Return all the entries exactly, keeping pictures out.

ENTRIES SUPPLIED
====
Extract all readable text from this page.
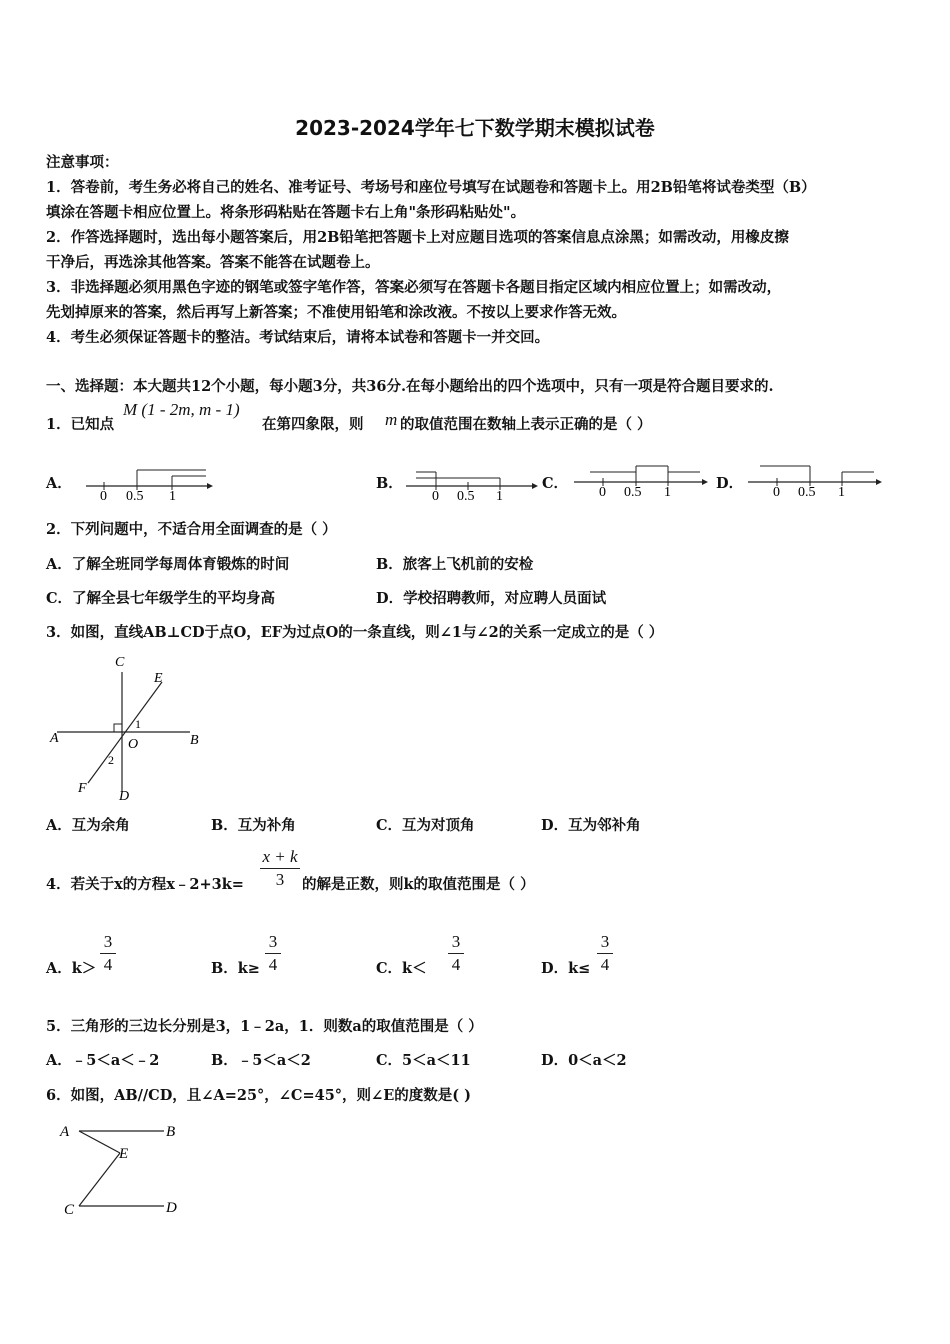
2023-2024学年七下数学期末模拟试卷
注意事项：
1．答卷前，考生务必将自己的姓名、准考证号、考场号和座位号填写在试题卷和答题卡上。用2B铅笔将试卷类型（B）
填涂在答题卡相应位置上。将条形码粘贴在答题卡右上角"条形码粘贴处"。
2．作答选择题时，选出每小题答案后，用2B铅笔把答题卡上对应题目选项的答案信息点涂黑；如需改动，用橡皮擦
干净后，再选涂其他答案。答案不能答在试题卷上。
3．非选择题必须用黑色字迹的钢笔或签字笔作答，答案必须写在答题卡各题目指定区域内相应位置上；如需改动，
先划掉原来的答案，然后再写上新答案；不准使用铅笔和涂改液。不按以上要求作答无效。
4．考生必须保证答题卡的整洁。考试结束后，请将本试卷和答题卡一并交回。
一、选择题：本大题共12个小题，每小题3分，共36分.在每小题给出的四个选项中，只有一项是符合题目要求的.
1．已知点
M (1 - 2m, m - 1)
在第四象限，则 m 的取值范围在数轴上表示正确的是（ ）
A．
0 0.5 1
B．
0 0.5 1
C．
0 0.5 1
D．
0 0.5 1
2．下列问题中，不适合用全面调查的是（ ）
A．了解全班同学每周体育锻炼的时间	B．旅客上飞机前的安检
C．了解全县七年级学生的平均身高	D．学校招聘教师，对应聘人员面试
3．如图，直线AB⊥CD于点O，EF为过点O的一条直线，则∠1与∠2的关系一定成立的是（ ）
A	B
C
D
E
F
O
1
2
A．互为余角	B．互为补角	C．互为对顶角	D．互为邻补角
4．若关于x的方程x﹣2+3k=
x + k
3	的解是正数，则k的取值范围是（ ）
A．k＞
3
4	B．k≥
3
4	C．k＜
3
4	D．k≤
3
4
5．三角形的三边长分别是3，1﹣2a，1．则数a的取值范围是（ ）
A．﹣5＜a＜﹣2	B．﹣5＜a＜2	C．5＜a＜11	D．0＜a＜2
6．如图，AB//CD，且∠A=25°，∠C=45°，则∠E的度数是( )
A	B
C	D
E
====
RESPONSE TO THE TASK
Extract all readable text from this page.
2023-2024学年七下数学期末模拟试卷
注意事项：
1．答卷前，考生务必将自己的姓名、准考证号、考场号和座位号填写在试题卷和答题卡上。用2B铅笔将试卷类型（B）
填涂在答题卡相应位置上。将条形码粘贴在答题卡右上角"条形码粘贴处"。
2．作答选择题时，选出每小题答案后，用2B铅笔把答题卡上对应题目选项的答案信息点涂黑；如需改动，用橡皮擦
干净后，再选涂其他答案。答案不能答在试题卷上。
3．非选择题必须用黑色字迹的钢笔或签字笔作答，答案必须写在答题卡各题目指定区域内相应位置上；如需改动，
先划掉原来的答案，然后再写上新答案；不准使用铅笔和涂改液。不按以上要求作答无效。
4．考生必须保证答题卡的整洁。考试结束后，请将本试卷和答题卡一并交回。
一、选择题：本大题共12个小题，每小题3分，共36分.在每小题给出的四个选项中，只有一项是符合题目要求的.
1．已知点
M (1 - 2m, m - 1)
在第四象限，则 m 的取值范围在数轴上表示正确的是（ ）
A．
0 0.5 1
B．
0 0.5 1
C．
0 0.5 1
D．
0 0.5 1
2．下列问题中，不适合用全面调查的是（ ）
A．了解全班同学每周体育锻炼的时间	B．旅客上飞机前的安检
C．了解全县七年级学生的平均身高	D．学校招聘教师，对应聘人员面试
3．如图，直线AB⊥CD于点O，EF为过点O的一条直线，则∠1与∠2的关系一定成立的是（ ）
A	B
C
D
E
F
O
1
2
A．互为余角	B．互为补角	C．互为对顶角	D．互为邻补角
4．若关于x的方程x﹣2+3k=
x + k
3	的解是正数，则k的取值范围是（ ）
A．k＞
3
4	B．k≥
3
4	C．k＜
3
4	D．k≤
3
4
5．三角形的三边长分别是3，1﹣2a，1．则数a的取值范围是（ ）
A．﹣5＜a＜﹣2	B．﹣5＜a＜2	C．5＜a＜11	D．0＜a＜2
6．如图，AB//CD，且∠A=25°，∠C=45°，则∠E的度数是( )
A	B
C	D
E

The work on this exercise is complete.